DATA SUPPLIED -
## Start

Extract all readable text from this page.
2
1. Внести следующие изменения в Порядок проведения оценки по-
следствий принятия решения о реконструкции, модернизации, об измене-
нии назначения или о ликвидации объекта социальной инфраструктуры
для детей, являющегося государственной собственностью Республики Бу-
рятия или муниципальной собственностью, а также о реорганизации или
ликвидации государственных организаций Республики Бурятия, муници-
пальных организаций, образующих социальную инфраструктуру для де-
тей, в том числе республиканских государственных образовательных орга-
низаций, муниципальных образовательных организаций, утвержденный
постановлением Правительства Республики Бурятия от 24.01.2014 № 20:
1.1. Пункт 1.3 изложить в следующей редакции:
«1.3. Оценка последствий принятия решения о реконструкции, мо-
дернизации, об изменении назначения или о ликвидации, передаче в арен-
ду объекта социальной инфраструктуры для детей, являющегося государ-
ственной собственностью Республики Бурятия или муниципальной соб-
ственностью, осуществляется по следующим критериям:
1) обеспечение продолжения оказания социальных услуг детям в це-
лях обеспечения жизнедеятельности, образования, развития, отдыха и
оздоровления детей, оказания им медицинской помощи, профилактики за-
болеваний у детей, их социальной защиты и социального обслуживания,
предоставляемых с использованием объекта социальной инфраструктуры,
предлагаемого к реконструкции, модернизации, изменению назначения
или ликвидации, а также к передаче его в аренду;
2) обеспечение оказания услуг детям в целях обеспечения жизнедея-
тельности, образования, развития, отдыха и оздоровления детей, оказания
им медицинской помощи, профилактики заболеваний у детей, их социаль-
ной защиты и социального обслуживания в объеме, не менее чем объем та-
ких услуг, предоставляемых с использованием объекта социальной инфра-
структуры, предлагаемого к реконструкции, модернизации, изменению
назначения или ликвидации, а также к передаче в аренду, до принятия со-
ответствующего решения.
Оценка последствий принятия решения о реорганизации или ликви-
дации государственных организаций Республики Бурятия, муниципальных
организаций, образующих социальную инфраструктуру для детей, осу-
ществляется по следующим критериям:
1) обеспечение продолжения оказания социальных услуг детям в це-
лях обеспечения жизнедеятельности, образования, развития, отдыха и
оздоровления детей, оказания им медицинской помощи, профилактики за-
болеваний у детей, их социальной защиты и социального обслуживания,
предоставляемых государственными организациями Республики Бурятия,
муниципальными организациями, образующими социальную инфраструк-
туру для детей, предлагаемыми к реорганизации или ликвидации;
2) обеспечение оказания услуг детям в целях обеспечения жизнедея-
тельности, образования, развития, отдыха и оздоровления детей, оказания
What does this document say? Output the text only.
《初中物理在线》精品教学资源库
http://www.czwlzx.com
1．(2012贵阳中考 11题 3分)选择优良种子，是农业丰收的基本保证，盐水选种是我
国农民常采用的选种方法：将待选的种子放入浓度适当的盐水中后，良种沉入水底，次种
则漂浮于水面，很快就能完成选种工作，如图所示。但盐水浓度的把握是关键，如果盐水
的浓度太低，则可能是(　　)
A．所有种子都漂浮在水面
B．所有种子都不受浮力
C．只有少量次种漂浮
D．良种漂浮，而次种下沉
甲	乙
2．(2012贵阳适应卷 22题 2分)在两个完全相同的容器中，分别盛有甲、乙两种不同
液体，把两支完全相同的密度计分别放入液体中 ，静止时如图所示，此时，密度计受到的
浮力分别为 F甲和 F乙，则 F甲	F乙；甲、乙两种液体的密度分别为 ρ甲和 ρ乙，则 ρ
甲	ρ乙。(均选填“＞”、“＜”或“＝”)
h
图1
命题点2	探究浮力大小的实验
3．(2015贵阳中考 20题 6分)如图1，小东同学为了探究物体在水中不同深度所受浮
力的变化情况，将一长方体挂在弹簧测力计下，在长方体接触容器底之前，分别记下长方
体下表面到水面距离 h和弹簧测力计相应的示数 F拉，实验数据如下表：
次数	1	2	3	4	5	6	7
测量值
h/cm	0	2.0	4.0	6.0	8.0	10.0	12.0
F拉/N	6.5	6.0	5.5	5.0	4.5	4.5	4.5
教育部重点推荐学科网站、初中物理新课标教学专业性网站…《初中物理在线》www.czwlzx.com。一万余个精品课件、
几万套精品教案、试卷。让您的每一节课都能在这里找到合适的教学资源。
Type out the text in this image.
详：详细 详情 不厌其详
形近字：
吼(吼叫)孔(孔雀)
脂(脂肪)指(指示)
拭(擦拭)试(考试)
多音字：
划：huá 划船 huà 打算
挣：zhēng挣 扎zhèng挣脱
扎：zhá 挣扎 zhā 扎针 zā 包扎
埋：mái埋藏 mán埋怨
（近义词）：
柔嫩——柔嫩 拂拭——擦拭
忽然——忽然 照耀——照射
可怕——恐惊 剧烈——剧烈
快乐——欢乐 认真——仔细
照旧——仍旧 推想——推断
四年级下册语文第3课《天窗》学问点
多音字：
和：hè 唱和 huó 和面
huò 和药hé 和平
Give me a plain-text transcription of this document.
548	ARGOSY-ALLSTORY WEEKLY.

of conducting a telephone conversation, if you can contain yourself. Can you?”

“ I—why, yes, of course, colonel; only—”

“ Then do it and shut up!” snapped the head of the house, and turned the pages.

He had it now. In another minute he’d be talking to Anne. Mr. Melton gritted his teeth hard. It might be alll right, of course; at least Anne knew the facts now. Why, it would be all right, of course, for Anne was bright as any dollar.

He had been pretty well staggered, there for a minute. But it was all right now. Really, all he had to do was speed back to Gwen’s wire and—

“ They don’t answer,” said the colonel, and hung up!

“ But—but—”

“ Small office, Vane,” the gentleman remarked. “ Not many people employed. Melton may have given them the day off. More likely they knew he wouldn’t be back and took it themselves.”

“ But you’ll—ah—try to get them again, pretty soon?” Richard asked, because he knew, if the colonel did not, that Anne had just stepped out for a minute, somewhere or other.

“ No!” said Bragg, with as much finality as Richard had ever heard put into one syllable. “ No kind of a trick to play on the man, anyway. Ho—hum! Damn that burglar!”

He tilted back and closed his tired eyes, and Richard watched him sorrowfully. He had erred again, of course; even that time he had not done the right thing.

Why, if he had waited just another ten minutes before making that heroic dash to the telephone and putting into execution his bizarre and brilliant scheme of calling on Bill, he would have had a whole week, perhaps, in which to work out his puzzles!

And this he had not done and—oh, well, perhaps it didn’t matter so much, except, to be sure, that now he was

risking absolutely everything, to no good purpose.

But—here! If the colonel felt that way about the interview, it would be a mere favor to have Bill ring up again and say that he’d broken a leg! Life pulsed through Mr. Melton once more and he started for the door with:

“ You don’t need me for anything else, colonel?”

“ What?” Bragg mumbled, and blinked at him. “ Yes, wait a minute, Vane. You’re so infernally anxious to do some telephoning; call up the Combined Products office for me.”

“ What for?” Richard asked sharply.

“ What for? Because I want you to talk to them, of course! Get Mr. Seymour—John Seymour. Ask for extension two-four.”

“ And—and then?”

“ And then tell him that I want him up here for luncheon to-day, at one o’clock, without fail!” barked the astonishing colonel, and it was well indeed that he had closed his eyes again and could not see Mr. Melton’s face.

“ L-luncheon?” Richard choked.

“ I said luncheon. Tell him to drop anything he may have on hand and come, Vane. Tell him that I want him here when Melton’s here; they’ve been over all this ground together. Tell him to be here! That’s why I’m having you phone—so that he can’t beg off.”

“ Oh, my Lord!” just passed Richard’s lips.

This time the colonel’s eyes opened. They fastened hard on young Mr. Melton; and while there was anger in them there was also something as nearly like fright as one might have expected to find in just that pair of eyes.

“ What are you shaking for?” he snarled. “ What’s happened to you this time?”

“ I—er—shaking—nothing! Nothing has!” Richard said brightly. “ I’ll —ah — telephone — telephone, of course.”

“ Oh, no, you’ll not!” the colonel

## End

WHAT THE TASK REQUIRES - Output the listing above word for word.

RESULT OF THIS EXERCISE -
Extract all readable text from this page.
2
1. Внести следующие изменения в Порядок проведения оценки по-
следствий принятия решения о реконструкции, модернизации, об измене-
нии назначения или о ликвидации объекта социальной инфраструктуры
для детей, являющегося государственной собственностью Республики Бу-
рятия или муниципальной собственностью, а также о реорганизации или
ликвидации государственных организаций Республики Бурятия, муници-
пальных организаций, образующих социальную инфраструктуру для де-
тей, в том числе республиканских государственных образовательных орга-
низаций, муниципальных образовательных организаций, утвержденный
постановлением Правительства Республики Бурятия от 24.01.2014 № 20:
1.1. Пункт 1.3 изложить в следующей редакции:
«1.3. Оценка последствий принятия решения о реконструкции, мо-
дернизации, об изменении назначения или о ликвидации, передаче в арен-
ду объекта социальной инфраструктуры для детей, являющегося государ-
ственной собственностью Республики Бурятия или муниципальной соб-
ственностью, осуществляется по следующим критериям:
1) обеспечение продолжения оказания социальных услуг детям в це-
лях обеспечения жизнедеятельности, образования, развития, отдыха и
оздоровления детей, оказания им медицинской помощи, профилактики за-
болеваний у детей, их социальной защиты и социального обслуживания,
предоставляемых с использованием объекта социальной инфраструктуры,
предлагаемого к реконструкции, модернизации, изменению назначения
или ликвидации, а также к передаче его в аренду;
2) обеспечение оказания услуг детям в целях обеспечения жизнедея-
тельности, образования, развития, отдыха и оздоровления детей, оказания
им медицинской помощи, профилактики заболеваний у детей, их социаль-
ной защиты и социального обслуживания в объеме, не менее чем объем та-
ких услуг, предоставляемых с использованием объекта социальной инфра-
структуры, предлагаемого к реконструкции, модернизации, изменению
назначения или ликвидации, а также к передаче в аренду, до принятия со-
ответствующего решения.
Оценка последствий принятия решения о реорганизации или ликви-
дации государственных организаций Республики Бурятия, муниципальных
организаций, образующих социальную инфраструктуру для детей, осу-
ществляется по следующим критериям:
1) обеспечение продолжения оказания социальных услуг детям в це-
лях обеспечения жизнедеятельности, образования, развития, отдыха и
оздоровления детей, оказания им медицинской помощи, профилактики за-
болеваний у детей, их социальной защиты и социального обслуживания,
предоставляемых государственными организациями Республики Бурятия,
муниципальными организациями, образующими социальную инфраструк-
туру для детей, предлагаемыми к реорганизации или ликвидации;
2) обеспечение оказания услуг детям в целях обеспечения жизнедея-
тельности, образования, развития, отдыха и оздоровления детей, оказания
What does this document say? Output the text only.
《初中物理在线》精品教学资源库
http://www.czwlzx.com
1．(2012贵阳中考 11题 3分)选择优良种子，是农业丰收的基本保证，盐水选种是我
国农民常采用的选种方法：将待选的种子放入浓度适当的盐水中后，良种沉入水底，次种
则漂浮于水面，很快就能完成选种工作，如图所示。但盐水浓度的把握是关键，如果盐水
的浓度太低，则可能是(　　)
A．所有种子都漂浮在水面
B．所有种子都不受浮力
C．只有少量次种漂浮
D．良种漂浮，而次种下沉
甲	乙
2．(2012贵阳适应卷 22题 2分)在两个完全相同的容器中，分别盛有甲、乙两种不同
液体，把两支完全相同的密度计分别放入液体中 ，静止时如图所示，此时，密度计受到的
浮力分别为 F甲和 F乙，则 F甲	F乙；甲、乙两种液体的密度分别为 ρ甲和 ρ乙，则 ρ
甲	ρ乙。(均选填“＞”、“＜”或“＝”)
h
图1
命题点2	探究浮力大小的实验
3．(2015贵阳中考 20题 6分)如图1，小东同学为了探究物体在水中不同深度所受浮
力的变化情况，将一长方体挂在弹簧测力计下，在长方体接触容器底之前，分别记下长方
体下表面到水面距离 h和弹簧测力计相应的示数 F拉，实验数据如下表：
次数	1	2	3	4	5	6	7
测量值
h/cm	0	2.0	4.0	6.0	8.0	10.0	12.0
F拉/N	6.5	6.0	5.5	5.0	4.5	4.5	4.5
教育部重点推荐学科网站、初中物理新课标教学专业性网站…《初中物理在线》www.czwlzx.com。一万余个精品课件、
几万套精品教案、试卷。让您的每一节课都能在这里找到合适的教学资源。
Type out the text in this image.
详：详细 详情 不厌其详
形近字：
吼(吼叫)孔(孔雀)
脂(脂肪)指(指示)
拭(擦拭)试(考试)
多音字：
划：huá 划船 huà 打算
挣：zhēng挣 扎zhèng挣脱
扎：zhá 挣扎 zhā 扎针 zā 包扎
埋：mái埋藏 mán埋怨
（近义词）：
柔嫩——柔嫩 拂拭——擦拭
忽然——忽然 照耀——照射
可怕——恐惊 剧烈——剧烈
快乐——欢乐 认真——仔细
照旧——仍旧 推想——推断
四年级下册语文第3课《天窗》学问点
多音字：
和：hè 唱和 huó 和面
huò 和药hé 和平
Give me a plain-text transcription of this document.
548	ARGOSY-ALLSTORY WEEKLY.

of conducting a telephone conversation, if you can contain yourself. Can you?”

“ I—why, yes, of course, colonel; only—”

“ Then do it and shut up!” snapped the head of the house, and turned the pages.

He had it now. In another minute he’d be talking to Anne. Mr. Melton gritted his teeth hard. It might be alll right, of course; at least Anne knew the facts now. Why, it would be all right, of course, for Anne was bright as any dollar.

He had been pretty well staggered, there for a minute. But it was all right now. Really, all he had to do was speed back to Gwen’s wire and—

“ They don’t answer,” said the colonel, and hung up!

“ But—but—”

“ Small office, Vane,” the gentleman remarked. “ Not many people employed. Melton may have given them the day off. More likely they knew he wouldn’t be back and took it themselves.”

“ But you’ll—ah—try to get them again, pretty soon?” Richard asked, because he knew, if the colonel did not, that Anne had just stepped out for a minute, somewhere or other.

“ No!” said Bragg, with as much finality as Richard had ever heard put into one syllable. “ No kind of a trick to play on the man, anyway. Ho—hum! Damn that burglar!”

He tilted back and closed his tired eyes, and Richard watched him sorrowfully. He had erred again, of course; even that time he had not done the right thing.

Why, if he had waited just another ten minutes before making that heroic dash to the telephone and putting into execution his bizarre and brilliant scheme of calling on Bill, he would have had a whole week, perhaps, in which to work out his puzzles!

And this he had not done and—oh, well, perhaps it didn’t matter so much, except, to be sure, that now he was

risking absolutely everything, to no good purpose.

But—here! If the colonel felt that way about the interview, it would be a mere favor to have Bill ring up again and say that he’d broken a leg! Life pulsed through Mr. Melton once more and he started for the door with:

“ You don’t need me for anything else, colonel?”

“ What?” Bragg mumbled, and blinked at him. “ Yes, wait a minute, Vane. You’re so infernally anxious to do some telephoning; call up the Combined Products office for me.”

“ What for?” Richard asked sharply.

“ What for? Because I want you to talk to them, of course! Get Mr. Seymour—John Seymour. Ask for extension two-four.”

“ And—and then?”

“ And then tell him that I want him up here for luncheon to-day, at one o’clock, without fail!” barked the astonishing colonel, and it was well indeed that he had closed his eyes again and could not see Mr. Melton’s face.

“ L-luncheon?” Richard choked.

“ I said luncheon. Tell him to drop anything he may have on hand and come, Vane. Tell him that I want him here when Melton’s here; they’ve been over all this ground together. Tell him to be here! That’s why I’m having you phone—so that he can’t beg off.”

“ Oh, my Lord!” just passed Richard’s lips.

This time the colonel’s eyes opened. They fastened hard on young Mr. Melton; and while there was anger in them there was also something as nearly like fright as one might have expected to find in just that pair of eyes.

“ What are you shaking for?” he snarled. “ What’s happened to you this time?”

“ I—er—shaking—nothing! Nothing has!” Richard said brightly. “ I’ll —ah — telephone — telephone, of course.”

“ Oh, no, you’ll not!” the colonel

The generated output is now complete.